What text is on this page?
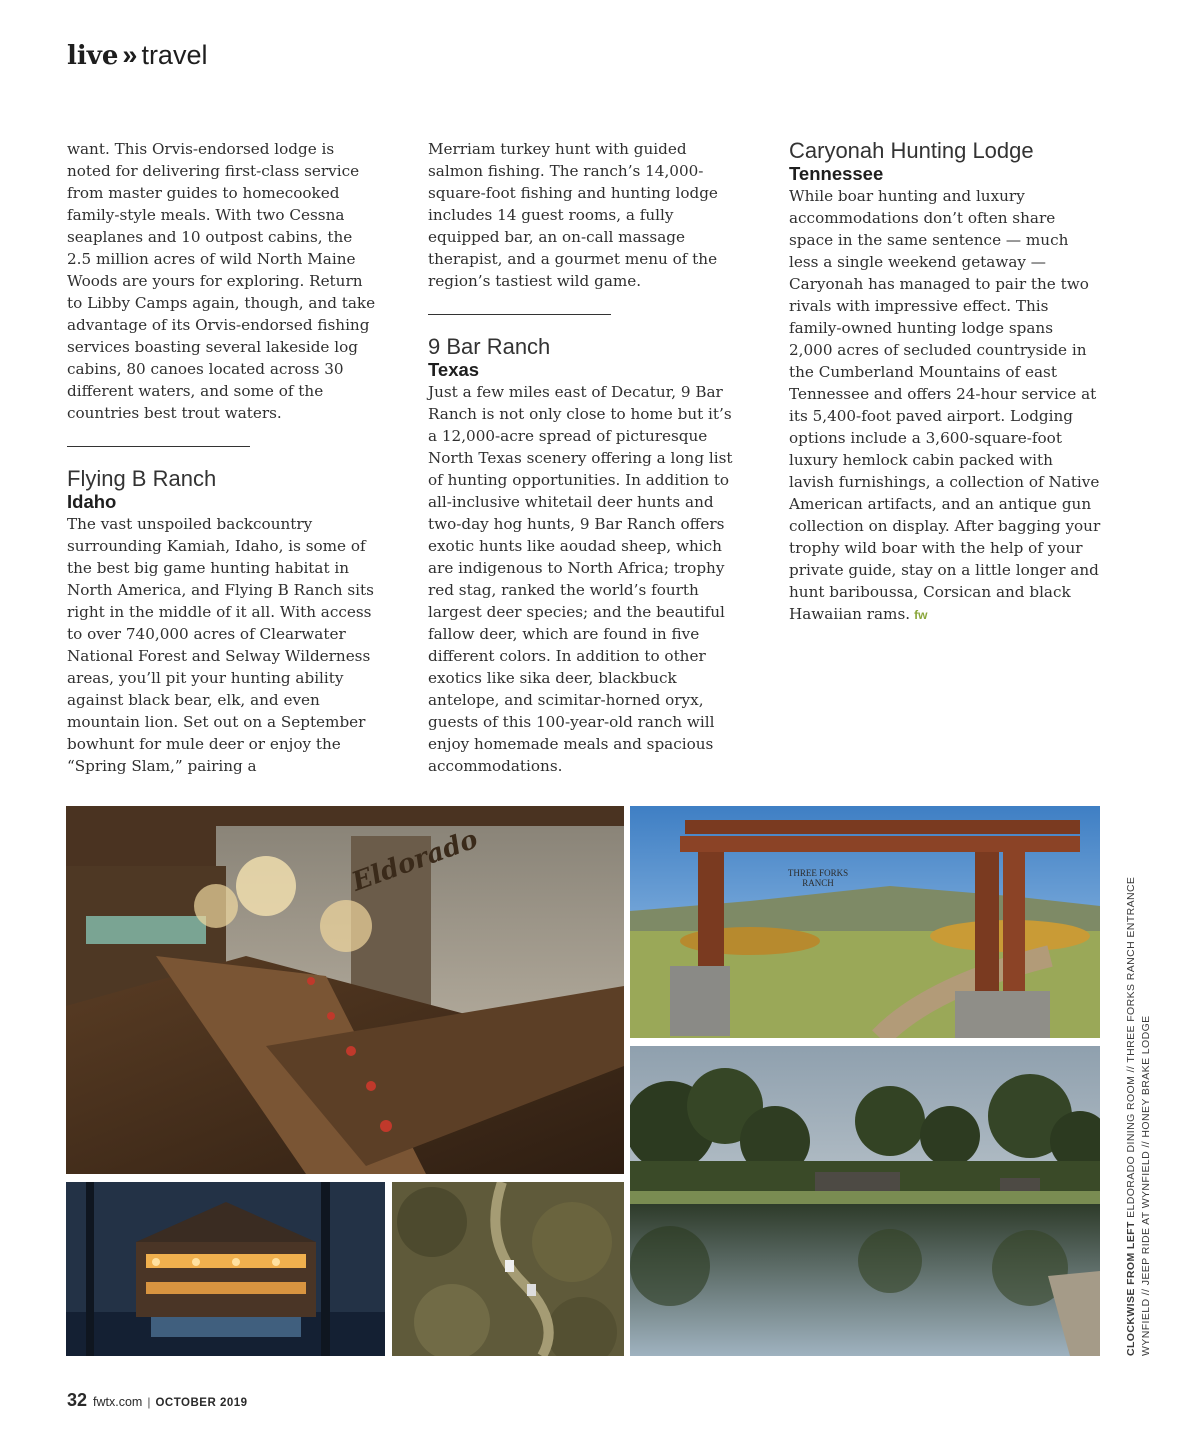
live » travel

want. This Orvis-endorsed lodge is noted for delivering first-class service from master guides to homecooked family-style meals. With two Cessna seaplanes and 10 outpost cabins, the 2.5 million acres of wild North Maine Woods are yours for exploring. Return to Libby Camps again, though, and take advantage of its Orvis-endorsed fishing services boasting several lakeside log cabins, 80 canoes located across 30 different waters, and some of the countries best trout waters.

Flying B Ranch
Idaho

The vast unspoiled backcountry surrounding Kamiah, Idaho, is some of the best big game hunting habitat in North America, and Flying B Ranch sits right in the middle of it all. With access to over 740,000 acres of Clearwater National Forest and Selway Wilderness areas, you’ll pit your hunting ability against black bear, elk, and even mountain lion. Set out on a September bowhunt for mule deer or enjoy the “Spring Slam,” pairing a

Merriam turkey hunt with guided salmon fishing. The ranch’s 14,000-square-foot fishing and hunting lodge includes 14 guest rooms, a fully equipped bar, an on-call massage therapist, and a gourmet menu of the region’s tastiest wild game.

9 Bar Ranch
Texas

Just a few miles east of Decatur, 9 Bar Ranch is not only close to home but it’s a 12,000-acre spread of picturesque North Texas scenery offering a long list of hunting opportunities. In addition to all-inclusive whitetail deer hunts and two-day hog hunts, 9 Bar Ranch offers exotic hunts like aoudad sheep, which are indigenous to North Africa; trophy red stag, ranked the world’s fourth largest deer species; and the beautiful fallow deer, which are found in five different colors. In addition to other exotics like sika deer, blackbuck antelope, and scimitar-horned oryx, guests of this 100-year-old ranch will enjoy homemade meals and spacious accommodations.

Caryonah Hunting Lodge
Tennessee

While boar hunting and luxury accommodations don’t often share space in the same sentence — much less a single weekend getaway — Caryonah has managed to pair the two rivals with impressive effect. This family-owned hunting lodge spans 2,000 acres of secluded countryside in the Cumberland Mountains of east Tennessee and offers 24-hour service at its 5,400-foot paved airport. Lodging options include a 3,600-square-foot luxury hemlock cabin packed with lavish furnishings, a collection of Native American artifacts, and an antique gun collection on display. After bagging your trophy wild boar with the help of your private guide, stay on a little longer and hunt bariboussa, Corsican and black Hawaiian rams. fw

Eldorado	THREE FORKS
RANCH
CLOCKWISE FROM LEFT ELDORADO DINING ROOM // THREE FORKS RANCH ENTRANCE WYNFIELD // JEEP RIDE AT WYNFIELD // HONEY BRAKE LODGE
32 fwtx.com | OCTOBER 2019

• [Your instructions]:
Repeat each record exactly, with the pictures left out.

• [Task result]:
What text is on this page?
live » travel

want. This Orvis-endorsed lodge is noted for delivering first-class service from master guides to homecooked family-style meals. With two Cessna seaplanes and 10 outpost cabins, the 2.5 million acres of wild North Maine Woods are yours for exploring. Return to Libby Camps again, though, and take advantage of its Orvis-endorsed fishing services boasting several lakeside log cabins, 80 canoes located across 30 different waters, and some of the countries best trout waters.

Flying B Ranch
Idaho

The vast unspoiled backcountry surrounding Kamiah, Idaho, is some of the best big game hunting habitat in North America, and Flying B Ranch sits right in the middle of it all. With access to over 740,000 acres of Clearwater National Forest and Selway Wilderness areas, you’ll pit your hunting ability against black bear, elk, and even mountain lion. Set out on a September bowhunt for mule deer or enjoy the “Spring Slam,” pairing a

Merriam turkey hunt with guided salmon fishing. The ranch’s 14,000-square-foot fishing and hunting lodge includes 14 guest rooms, a fully equipped bar, an on-call massage therapist, and a gourmet menu of the region’s tastiest wild game.

9 Bar Ranch
Texas

Just a few miles east of Decatur, 9 Bar Ranch is not only close to home but it’s a 12,000-acre spread of picturesque North Texas scenery offering a long list of hunting opportunities. In addition to all-inclusive whitetail deer hunts and two-day hog hunts, 9 Bar Ranch offers exotic hunts like aoudad sheep, which are indigenous to North Africa; trophy red stag, ranked the world’s fourth largest deer species; and the beautiful fallow deer, which are found in five different colors. In addition to other exotics like sika deer, blackbuck antelope, and scimitar-horned oryx, guests of this 100-year-old ranch will enjoy homemade meals and spacious accommodations.

Caryonah Hunting Lodge
Tennessee

While boar hunting and luxury accommodations don’t often share space in the same sentence — much less a single weekend getaway — Caryonah has managed to pair the two rivals with impressive effect. This family-owned hunting lodge spans 2,000 acres of secluded countryside in the Cumberland Mountains of east Tennessee and offers 24-hour service at its 5,400-foot paved airport. Lodging options include a 3,600-square-foot luxury hemlock cabin packed with lavish furnishings, a collection of Native American artifacts, and an antique gun collection on display. After bagging your trophy wild boar with the help of your private guide, stay on a little longer and hunt bariboussa, Corsican and black Hawaiian rams. fw

Eldorado	THREE FORKS
RANCH
CLOCKWISE FROM LEFT ELDORADO DINING ROOM // THREE FORKS RANCH ENTRANCE WYNFIELD // JEEP RIDE AT WYNFIELD // HONEY BRAKE LODGE
32 fwtx.com | OCTOBER 2019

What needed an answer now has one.